Saved data entries:
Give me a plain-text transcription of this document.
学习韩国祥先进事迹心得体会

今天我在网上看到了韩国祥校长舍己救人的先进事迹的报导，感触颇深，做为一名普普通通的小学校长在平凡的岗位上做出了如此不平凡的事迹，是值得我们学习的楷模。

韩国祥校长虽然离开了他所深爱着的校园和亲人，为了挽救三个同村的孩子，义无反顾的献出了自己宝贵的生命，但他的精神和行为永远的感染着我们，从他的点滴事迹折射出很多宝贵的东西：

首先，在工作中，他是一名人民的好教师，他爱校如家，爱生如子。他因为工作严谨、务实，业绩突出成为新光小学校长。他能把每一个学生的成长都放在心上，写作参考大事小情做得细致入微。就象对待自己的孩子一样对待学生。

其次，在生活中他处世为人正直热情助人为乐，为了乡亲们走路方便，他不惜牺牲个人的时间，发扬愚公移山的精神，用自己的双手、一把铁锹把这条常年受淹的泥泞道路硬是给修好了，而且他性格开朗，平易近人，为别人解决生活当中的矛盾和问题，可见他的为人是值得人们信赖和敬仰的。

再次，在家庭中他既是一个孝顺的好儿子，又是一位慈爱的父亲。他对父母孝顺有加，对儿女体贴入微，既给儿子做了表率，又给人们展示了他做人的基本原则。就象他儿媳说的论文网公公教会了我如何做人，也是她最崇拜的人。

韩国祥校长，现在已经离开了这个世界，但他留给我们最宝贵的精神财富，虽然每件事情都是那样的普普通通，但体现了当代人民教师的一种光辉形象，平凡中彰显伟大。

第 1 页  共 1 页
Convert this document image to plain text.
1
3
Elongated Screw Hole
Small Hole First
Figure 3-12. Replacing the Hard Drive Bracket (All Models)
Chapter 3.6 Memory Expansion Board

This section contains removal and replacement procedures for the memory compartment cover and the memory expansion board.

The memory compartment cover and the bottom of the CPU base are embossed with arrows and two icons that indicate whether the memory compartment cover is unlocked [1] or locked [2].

● **What is needed**
Copy every line verbatim.

● **Answer below**
Give me a plain-text transcription of this document.
学习韩国祥先进事迹心得体会

今天我在网上看到了韩国祥校长舍己救人的先进事迹的报导，感触颇深，做为一名普普通通的小学校长在平凡的岗位上做出了如此不平凡的事迹，是值得我们学习的楷模。

韩国祥校长虽然离开了他所深爱着的校园和亲人，为了挽救三个同村的孩子，义无反顾的献出了自己宝贵的生命，但他的精神和行为永远的感染着我们，从他的点滴事迹折射出很多宝贵的东西：

首先，在工作中，他是一名人民的好教师，他爱校如家，爱生如子。他因为工作严谨、务实，业绩突出成为新光小学校长。他能把每一个学生的成长都放在心上，写作参考大事小情做得细致入微。就象对待自己的孩子一样对待学生。

其次，在生活中他处世为人正直热情助人为乐，为了乡亲们走路方便，他不惜牺牲个人的时间，发扬愚公移山的精神，用自己的双手、一把铁锹把这条常年受淹的泥泞道路硬是给修好了，而且他性格开朗，平易近人，为别人解决生活当中的矛盾和问题，可见他的为人是值得人们信赖和敬仰的。

再次，在家庭中他既是一个孝顺的好儿子，又是一位慈爱的父亲。他对父母孝顺有加，对儿女体贴入微，既给儿子做了表率，又给人们展示了他做人的基本原则。就象他儿媳说的论文网公公教会了我如何做人，也是她最崇拜的人。

韩国祥校长，现在已经离开了这个世界，但他留给我们最宝贵的精神财富，虽然每件事情都是那样的普普通通，但体现了当代人民教师的一种光辉形象，平凡中彰显伟大。

第 1 页  共 1 页
Convert this document image to plain text.
1
3
Elongated Screw Hole
Small Hole First
Figure 3-12. Replacing the Hard Drive Bracket (All Models)
Chapter 3.6 Memory Expansion Board

This section contains removal and replacement procedures for the memory compartment cover and the memory expansion board.

The memory compartment cover and the bottom of the CPU base are embossed with arrows and two icons that indicate whether the memory compartment cover is unlocked [1] or locked [2].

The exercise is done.